I can of course see the other side to it.

♥†۩ Carol   Paine ۩†♥

♥†۩ Carol Paine ۩†♥ Report 16 Feb 2013 13:59

Anaesthesia complications are more likely to occur in individuals with Down syndrome than people without, so a non surgical way could be far safer for her.

We do not know the severity of her condition, but the fact that she is at college gives the impression that hers is not too severe.

'I have sought to achieve the right balance between protection and empowerment.'

JoyBoroAngel

JoyBoroAngel Report 16 Feb 2013 14:01

we have a wonderful village near us at Danby called Botton village
every house has a carer and everybody else is downs or has learning problems
its a wonderful place ive been many times with the school band
they have a bakery a farm a doll shop a printers ect
they make bread jam wonderful dairy produce and farm grown veg to sell
they milk the cows feed the animals
all money made goes back into the village
my point is two of the residents with downs had a baby
that was born without downs
and the carers are helping the parents to bring the child up
and they are doing a good job :-D

there but for the grace of god goes I :-D :-D

Sharron

Sharron Report 16 Feb 2013 14:07

What a strange place to be doing that good job though.

It has been born and is being given a good life but, had they been planning ahead,I doubt that it would have been an ideal choice to be bringing up a child,who may or may not have learning difficulties in a village made up almost entirely of those who do.

# # #

**Exercises to complete:**
a – Decide whether each statement agrees with the forum excerpt. Answer yes or no, and quote the words from the excerpt that decide it.
(i) Botton village has a bakery and a farm.
(ii) Money made in Botton village is sent to outside charities.
(iii) Anaesthesia complications are less likely in people with Down syndrome than in people without it.
b – Reproduce the passage of the forum excerpt word for word, starting at "Sharron Report 16" and ending at "those who do.".
The entries are separate material with no connection to the forum excerpt.

# # #

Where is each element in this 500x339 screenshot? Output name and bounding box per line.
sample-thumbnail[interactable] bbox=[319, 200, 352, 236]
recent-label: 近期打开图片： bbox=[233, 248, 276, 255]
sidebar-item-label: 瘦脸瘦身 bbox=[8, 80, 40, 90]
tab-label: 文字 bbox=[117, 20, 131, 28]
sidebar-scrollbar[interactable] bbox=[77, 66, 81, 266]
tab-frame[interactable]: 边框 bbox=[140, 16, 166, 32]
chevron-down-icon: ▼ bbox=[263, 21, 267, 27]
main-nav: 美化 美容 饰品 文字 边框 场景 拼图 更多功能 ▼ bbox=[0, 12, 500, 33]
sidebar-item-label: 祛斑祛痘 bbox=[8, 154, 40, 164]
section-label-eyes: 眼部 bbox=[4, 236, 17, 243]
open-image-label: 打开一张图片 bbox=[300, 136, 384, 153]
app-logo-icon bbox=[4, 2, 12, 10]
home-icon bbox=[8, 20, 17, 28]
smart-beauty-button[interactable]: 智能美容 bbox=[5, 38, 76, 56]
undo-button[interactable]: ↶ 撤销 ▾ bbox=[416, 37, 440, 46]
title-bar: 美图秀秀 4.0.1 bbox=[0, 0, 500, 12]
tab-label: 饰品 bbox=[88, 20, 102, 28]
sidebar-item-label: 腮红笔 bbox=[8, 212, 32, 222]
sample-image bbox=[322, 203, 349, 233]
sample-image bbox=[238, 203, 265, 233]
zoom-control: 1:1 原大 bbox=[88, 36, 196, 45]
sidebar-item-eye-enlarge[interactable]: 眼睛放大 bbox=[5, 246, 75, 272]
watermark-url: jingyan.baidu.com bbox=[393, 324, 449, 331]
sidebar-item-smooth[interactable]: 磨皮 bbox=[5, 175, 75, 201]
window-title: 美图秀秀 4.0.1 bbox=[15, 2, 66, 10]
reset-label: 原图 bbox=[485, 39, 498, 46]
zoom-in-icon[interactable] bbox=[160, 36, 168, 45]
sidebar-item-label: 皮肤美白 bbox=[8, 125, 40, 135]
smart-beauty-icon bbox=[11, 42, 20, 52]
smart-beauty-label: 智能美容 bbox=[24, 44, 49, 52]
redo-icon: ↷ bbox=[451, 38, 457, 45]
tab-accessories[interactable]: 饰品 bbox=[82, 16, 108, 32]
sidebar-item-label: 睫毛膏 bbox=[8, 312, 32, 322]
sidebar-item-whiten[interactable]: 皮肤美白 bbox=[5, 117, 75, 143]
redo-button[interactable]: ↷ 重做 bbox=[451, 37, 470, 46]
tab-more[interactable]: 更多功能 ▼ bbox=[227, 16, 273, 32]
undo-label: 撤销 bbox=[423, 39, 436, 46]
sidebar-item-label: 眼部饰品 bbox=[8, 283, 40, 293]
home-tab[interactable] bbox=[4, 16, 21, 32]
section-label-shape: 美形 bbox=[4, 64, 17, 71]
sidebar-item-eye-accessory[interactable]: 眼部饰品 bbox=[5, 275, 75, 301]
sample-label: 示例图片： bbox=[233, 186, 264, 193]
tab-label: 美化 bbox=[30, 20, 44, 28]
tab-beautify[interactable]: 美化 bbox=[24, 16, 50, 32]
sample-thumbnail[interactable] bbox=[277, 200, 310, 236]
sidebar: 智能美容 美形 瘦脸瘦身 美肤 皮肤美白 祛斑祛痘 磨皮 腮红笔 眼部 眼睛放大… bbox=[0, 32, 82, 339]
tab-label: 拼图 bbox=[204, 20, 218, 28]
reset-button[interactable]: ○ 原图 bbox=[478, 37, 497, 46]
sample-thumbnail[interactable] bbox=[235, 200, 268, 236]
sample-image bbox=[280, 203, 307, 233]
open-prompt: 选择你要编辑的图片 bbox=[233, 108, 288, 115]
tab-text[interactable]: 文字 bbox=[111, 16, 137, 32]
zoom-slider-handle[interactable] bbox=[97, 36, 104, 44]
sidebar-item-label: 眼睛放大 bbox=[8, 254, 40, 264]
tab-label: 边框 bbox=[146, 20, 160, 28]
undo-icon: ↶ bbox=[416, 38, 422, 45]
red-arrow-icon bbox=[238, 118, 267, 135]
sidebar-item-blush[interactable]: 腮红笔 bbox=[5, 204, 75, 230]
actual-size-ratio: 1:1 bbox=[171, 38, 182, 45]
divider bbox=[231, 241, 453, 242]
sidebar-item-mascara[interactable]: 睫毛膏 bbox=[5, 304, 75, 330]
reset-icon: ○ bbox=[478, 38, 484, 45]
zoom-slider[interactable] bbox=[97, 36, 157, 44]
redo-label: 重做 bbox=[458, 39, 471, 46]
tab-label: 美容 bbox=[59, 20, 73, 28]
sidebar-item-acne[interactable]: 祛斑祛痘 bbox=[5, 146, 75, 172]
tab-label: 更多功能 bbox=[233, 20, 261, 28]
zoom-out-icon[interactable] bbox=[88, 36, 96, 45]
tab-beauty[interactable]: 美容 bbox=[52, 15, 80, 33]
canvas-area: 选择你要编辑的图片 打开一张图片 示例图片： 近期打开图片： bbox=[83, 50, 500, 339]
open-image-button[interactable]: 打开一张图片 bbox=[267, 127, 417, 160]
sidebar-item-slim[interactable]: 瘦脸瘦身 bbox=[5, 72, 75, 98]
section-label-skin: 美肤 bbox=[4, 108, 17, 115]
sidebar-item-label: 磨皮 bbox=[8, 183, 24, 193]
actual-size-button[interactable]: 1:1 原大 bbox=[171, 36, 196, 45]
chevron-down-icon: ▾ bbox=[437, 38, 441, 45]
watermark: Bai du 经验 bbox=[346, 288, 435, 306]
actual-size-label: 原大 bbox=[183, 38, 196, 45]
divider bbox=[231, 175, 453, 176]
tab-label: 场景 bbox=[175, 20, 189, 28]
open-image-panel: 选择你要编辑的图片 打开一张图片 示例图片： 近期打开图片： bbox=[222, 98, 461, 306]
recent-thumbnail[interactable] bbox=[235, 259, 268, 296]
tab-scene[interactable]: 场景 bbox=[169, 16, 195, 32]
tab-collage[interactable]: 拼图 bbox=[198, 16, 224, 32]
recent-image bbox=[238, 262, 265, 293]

# # #

**Answers:**
a –
(i) Yes: "they have a bakery a farm a doll shop a printers ect"
(ii) No: "all money made goes back into the village"
(iii) No: "Anaesthesia complications are more likely to occur in individuals with Down syndrome than people without"

b –
Sharron Report 16 Feb 2013 14:07

What a strange place to be doing that good job though.

It has been born and is being given a good life but, had they been planning ahead,I doubt that it would have been an ideal choice to be bringing up a child,who may or may not have learning difficulties in a village made up almost entirely of those who do.